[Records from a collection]

━━━━━━

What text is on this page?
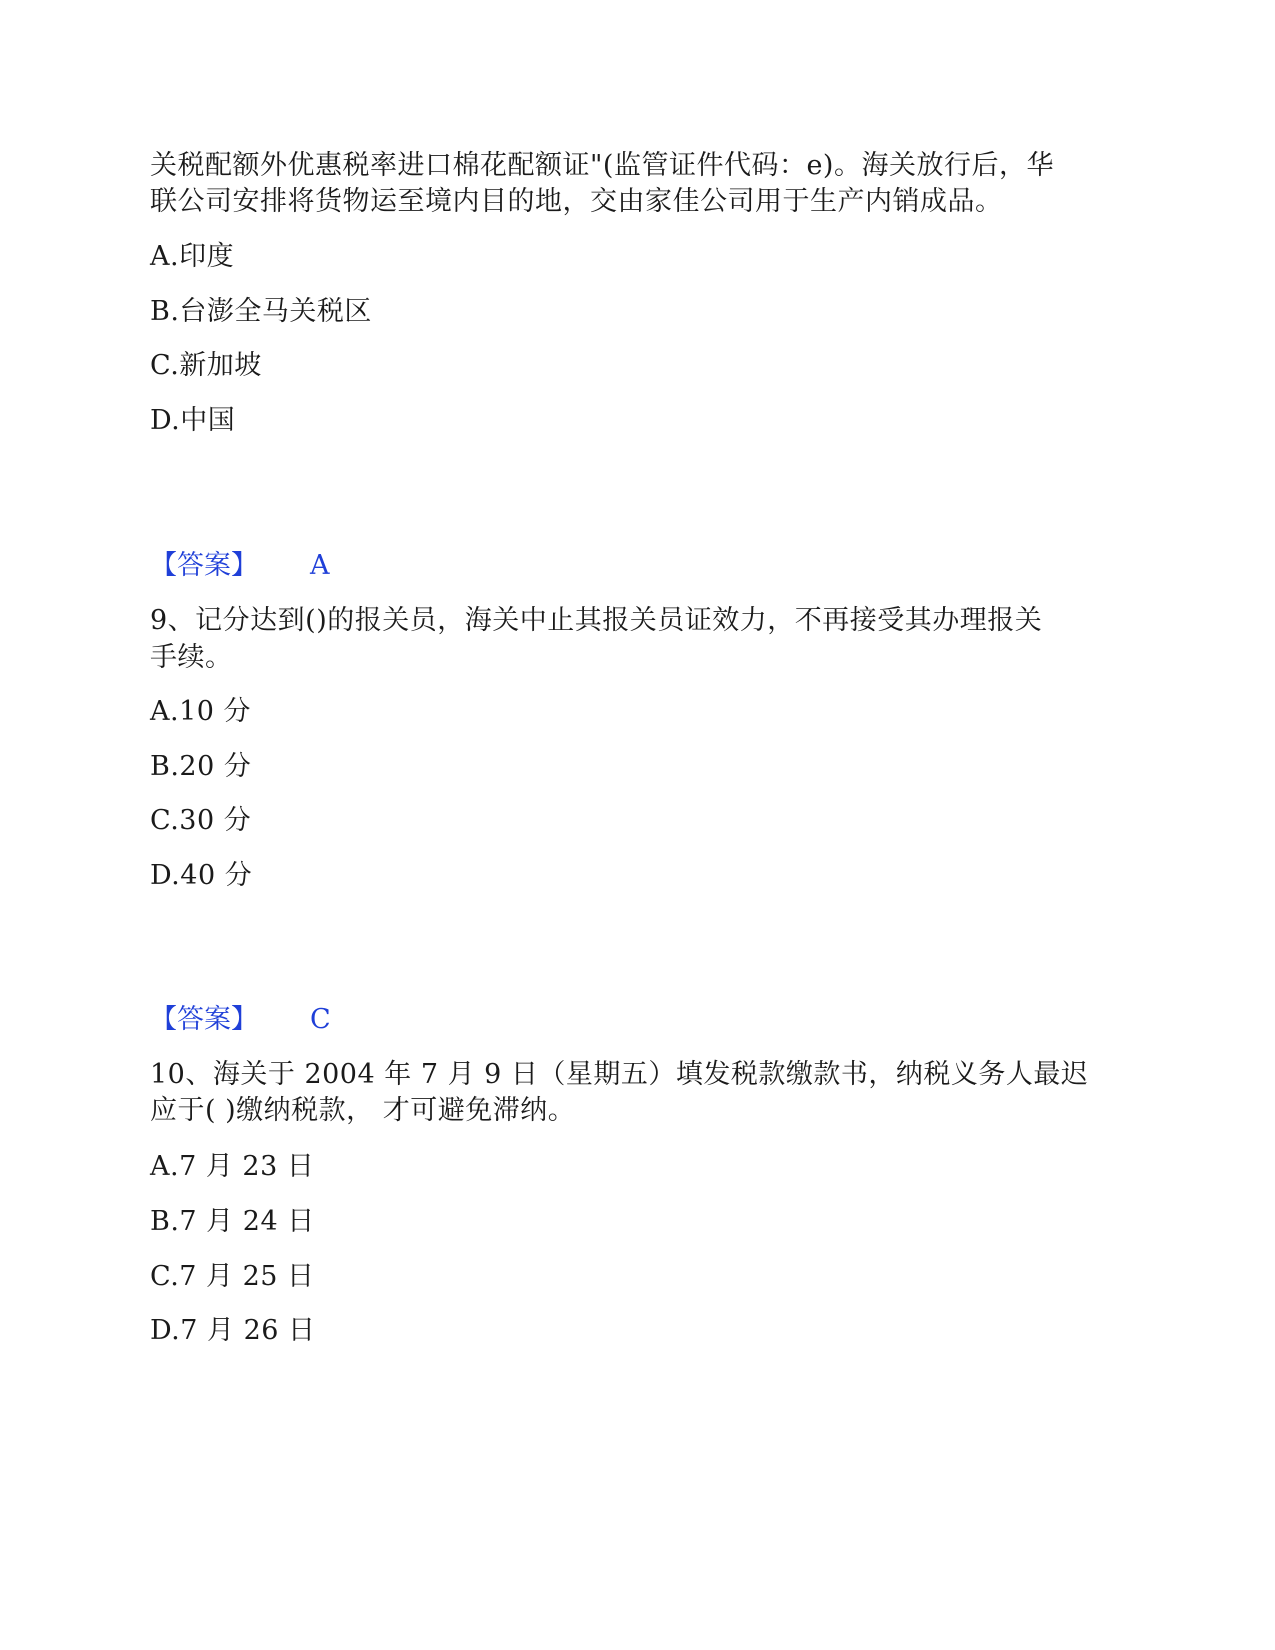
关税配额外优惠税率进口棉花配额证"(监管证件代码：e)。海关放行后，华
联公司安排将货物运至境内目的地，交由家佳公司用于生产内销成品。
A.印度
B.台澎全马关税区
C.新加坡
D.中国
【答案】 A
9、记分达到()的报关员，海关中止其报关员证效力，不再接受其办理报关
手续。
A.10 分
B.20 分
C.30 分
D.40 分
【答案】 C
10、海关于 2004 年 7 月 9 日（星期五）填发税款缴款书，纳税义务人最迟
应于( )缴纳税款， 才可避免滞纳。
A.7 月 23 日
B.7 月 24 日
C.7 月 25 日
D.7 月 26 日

━━━━━━

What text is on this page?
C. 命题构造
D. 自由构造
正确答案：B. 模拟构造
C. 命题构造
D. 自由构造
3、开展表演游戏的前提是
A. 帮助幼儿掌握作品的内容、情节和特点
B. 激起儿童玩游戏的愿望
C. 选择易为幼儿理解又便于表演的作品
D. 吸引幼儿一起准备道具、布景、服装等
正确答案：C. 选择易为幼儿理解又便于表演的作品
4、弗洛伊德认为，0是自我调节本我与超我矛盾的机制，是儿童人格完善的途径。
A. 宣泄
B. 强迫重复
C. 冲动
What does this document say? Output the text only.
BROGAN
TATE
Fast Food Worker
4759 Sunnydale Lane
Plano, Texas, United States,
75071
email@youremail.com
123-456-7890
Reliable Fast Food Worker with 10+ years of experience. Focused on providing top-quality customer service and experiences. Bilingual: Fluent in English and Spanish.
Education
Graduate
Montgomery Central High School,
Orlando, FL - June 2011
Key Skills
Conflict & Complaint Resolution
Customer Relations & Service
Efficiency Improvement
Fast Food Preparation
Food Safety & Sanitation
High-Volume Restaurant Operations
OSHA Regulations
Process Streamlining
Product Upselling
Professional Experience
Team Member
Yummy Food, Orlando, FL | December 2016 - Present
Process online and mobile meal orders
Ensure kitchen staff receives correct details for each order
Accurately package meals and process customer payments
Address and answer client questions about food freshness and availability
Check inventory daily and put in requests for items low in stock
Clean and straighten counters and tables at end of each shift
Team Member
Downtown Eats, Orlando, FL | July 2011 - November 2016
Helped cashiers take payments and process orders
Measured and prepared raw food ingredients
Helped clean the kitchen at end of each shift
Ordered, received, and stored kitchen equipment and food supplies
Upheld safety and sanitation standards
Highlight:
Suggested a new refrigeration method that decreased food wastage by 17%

━━━━━━

Search the lines above for the string "kitchen", then show every one that has it.

Ensure kitchen staff receives correct details for each order
Helped clean the kitchen at end of each shift
Ordered, received, and stored kitchen equipment and food supplies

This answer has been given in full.